▶ _EXERCISE DATA_:

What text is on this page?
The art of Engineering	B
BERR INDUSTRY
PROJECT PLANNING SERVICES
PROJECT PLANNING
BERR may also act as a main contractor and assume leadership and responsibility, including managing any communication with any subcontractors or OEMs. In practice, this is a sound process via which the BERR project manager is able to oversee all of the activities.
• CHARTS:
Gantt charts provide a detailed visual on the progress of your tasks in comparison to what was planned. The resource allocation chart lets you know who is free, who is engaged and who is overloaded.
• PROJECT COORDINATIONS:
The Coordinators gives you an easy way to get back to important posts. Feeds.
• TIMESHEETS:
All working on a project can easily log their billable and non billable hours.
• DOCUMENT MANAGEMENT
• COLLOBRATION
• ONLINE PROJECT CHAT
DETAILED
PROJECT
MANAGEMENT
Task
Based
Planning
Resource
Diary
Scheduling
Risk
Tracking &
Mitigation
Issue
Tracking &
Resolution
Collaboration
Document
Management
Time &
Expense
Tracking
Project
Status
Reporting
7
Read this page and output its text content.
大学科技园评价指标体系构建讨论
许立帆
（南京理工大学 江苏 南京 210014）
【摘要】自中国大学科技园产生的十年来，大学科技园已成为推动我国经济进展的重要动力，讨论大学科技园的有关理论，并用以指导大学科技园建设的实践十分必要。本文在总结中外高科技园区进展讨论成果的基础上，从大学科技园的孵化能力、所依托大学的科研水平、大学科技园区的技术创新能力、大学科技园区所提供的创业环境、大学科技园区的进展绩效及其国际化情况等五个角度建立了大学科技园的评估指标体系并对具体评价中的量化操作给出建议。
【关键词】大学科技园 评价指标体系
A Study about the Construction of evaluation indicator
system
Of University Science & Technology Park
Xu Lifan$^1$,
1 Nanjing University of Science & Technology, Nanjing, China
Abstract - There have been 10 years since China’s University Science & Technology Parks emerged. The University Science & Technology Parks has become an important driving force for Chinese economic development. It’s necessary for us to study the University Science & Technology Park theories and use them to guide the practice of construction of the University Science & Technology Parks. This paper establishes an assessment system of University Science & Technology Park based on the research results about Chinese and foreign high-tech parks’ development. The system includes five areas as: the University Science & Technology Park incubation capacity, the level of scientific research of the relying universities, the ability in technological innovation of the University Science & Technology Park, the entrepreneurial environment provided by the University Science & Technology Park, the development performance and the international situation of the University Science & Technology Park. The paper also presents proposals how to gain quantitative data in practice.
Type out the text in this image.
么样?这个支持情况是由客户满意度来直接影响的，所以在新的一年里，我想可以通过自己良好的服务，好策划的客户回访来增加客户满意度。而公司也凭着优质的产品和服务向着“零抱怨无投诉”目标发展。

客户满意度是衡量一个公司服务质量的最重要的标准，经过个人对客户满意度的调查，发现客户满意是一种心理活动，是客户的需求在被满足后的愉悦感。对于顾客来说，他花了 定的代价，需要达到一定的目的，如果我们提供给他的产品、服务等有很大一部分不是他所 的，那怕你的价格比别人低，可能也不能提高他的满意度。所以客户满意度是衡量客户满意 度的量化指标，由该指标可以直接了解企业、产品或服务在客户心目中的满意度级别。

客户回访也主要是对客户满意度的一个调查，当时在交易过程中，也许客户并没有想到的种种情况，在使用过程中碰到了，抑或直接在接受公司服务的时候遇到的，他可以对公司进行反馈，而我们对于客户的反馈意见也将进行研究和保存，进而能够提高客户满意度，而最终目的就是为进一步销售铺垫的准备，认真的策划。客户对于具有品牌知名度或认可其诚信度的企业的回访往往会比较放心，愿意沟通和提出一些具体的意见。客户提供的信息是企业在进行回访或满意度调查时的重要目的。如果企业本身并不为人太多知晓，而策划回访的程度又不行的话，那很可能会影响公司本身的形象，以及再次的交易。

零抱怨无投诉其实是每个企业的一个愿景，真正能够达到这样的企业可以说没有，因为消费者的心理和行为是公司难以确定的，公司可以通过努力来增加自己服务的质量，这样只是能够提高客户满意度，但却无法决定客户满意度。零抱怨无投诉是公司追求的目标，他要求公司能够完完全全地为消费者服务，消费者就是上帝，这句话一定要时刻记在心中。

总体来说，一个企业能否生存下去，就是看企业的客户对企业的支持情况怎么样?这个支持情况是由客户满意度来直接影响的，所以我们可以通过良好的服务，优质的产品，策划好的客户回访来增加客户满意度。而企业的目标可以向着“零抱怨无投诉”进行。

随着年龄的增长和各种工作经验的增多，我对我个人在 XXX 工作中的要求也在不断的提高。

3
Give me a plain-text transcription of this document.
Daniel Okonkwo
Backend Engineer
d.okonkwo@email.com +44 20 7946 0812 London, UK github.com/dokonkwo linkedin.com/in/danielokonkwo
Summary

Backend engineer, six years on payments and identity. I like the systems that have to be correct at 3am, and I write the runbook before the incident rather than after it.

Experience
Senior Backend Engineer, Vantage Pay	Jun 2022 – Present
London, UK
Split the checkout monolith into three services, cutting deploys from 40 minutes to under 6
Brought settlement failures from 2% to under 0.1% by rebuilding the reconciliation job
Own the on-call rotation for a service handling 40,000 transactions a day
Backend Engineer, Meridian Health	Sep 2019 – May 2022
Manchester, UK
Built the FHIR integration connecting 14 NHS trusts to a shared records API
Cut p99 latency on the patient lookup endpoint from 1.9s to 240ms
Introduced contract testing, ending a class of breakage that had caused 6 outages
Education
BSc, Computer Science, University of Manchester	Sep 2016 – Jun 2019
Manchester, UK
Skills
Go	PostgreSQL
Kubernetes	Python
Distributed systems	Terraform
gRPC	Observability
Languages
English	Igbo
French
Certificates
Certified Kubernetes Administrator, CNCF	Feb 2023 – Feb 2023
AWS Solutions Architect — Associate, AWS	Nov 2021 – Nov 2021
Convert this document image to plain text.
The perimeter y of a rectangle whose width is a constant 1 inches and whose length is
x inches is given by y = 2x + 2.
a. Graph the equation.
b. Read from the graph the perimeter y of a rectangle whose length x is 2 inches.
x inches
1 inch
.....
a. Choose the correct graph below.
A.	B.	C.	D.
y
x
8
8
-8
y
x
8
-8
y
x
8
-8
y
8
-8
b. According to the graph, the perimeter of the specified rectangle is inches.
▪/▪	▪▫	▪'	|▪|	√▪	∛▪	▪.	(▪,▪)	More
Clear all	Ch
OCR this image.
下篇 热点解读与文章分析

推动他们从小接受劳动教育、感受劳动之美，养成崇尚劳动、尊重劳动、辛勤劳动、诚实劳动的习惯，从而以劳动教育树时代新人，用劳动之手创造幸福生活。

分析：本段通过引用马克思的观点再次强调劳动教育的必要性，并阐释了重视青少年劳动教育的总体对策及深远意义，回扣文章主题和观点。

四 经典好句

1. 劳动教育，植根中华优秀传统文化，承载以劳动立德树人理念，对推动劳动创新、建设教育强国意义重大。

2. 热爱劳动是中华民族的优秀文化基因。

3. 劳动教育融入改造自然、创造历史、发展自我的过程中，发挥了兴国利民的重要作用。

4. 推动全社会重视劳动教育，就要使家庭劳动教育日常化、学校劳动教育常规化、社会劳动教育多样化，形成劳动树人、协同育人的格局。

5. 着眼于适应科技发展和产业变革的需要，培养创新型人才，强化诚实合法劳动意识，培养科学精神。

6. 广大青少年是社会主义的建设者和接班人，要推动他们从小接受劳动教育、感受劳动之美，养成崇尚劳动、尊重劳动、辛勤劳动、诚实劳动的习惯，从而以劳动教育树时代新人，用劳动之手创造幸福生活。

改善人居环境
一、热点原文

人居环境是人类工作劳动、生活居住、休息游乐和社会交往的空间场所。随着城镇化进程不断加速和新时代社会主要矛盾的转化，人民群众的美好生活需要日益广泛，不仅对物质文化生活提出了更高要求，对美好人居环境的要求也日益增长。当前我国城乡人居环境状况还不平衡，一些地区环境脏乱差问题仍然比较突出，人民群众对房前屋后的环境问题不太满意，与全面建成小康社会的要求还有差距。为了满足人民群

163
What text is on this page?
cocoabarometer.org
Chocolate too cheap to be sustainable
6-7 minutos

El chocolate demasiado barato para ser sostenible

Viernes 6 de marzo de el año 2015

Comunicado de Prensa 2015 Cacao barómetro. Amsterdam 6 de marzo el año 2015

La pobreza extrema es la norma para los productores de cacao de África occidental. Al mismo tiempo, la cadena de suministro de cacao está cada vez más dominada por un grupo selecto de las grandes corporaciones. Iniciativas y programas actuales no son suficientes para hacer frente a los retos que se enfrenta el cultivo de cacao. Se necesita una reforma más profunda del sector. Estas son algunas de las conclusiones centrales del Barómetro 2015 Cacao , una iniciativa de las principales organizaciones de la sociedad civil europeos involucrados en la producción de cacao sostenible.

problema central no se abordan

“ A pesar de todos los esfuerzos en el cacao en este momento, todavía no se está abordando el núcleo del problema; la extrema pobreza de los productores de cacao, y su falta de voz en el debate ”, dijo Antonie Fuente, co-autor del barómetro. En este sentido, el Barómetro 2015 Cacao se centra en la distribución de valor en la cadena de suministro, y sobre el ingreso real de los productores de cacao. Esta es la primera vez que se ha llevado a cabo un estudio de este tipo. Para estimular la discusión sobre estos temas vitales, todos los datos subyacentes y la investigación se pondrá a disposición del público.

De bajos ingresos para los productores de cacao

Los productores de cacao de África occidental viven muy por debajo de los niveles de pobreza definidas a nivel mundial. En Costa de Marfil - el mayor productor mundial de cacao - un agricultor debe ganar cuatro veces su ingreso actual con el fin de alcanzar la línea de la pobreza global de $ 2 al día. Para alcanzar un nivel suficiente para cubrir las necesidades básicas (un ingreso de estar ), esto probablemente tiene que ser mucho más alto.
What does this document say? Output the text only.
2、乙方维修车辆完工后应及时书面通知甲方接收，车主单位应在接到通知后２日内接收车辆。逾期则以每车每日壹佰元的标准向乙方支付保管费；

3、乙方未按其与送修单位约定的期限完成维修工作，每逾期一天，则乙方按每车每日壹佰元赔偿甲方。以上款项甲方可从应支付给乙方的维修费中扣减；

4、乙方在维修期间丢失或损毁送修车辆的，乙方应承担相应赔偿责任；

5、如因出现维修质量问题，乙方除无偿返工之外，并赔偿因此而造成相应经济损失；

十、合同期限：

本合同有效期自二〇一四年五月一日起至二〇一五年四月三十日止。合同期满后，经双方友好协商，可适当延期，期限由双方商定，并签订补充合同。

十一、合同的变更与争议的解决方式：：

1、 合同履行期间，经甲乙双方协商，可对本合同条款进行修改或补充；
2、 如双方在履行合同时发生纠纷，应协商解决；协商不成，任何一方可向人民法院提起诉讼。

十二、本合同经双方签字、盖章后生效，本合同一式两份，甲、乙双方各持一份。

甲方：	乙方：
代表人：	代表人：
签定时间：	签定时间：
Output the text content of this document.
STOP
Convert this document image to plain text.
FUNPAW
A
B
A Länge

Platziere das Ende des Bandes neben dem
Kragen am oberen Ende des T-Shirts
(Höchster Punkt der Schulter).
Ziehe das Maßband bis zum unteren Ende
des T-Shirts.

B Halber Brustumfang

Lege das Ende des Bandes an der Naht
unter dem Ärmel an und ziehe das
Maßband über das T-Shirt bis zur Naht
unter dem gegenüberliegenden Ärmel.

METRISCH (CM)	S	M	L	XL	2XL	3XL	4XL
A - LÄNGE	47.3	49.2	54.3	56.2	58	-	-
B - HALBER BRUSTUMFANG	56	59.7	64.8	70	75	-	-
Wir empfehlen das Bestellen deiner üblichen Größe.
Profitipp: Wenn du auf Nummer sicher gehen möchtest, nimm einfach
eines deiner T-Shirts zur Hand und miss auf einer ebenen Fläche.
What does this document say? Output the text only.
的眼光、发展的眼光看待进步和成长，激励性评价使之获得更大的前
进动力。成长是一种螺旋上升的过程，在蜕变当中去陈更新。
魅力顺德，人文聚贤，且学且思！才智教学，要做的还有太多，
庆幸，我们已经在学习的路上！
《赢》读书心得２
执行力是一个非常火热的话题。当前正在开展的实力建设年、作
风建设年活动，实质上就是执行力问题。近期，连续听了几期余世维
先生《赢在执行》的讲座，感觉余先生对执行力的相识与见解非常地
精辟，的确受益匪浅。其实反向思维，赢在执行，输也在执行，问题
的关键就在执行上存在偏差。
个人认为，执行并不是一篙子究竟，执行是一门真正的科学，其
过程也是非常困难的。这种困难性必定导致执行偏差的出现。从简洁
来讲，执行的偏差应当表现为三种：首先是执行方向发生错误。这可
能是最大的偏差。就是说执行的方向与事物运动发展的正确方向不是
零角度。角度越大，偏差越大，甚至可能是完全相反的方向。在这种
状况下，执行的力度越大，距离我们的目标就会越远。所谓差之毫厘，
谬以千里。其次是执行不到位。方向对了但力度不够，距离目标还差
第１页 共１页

▶ _SHORT TASK_:
Select every line in the records above that contains the word "BERR".

▶ _RESULT_:
BERR INDUSTRY
BERR may also act as a main contractor and assume leadership and responsibility, including managing any communication with any subcontractors or OEMs. In practice, this is a sound process via which the BERR project manager is able to oversee all of the activities.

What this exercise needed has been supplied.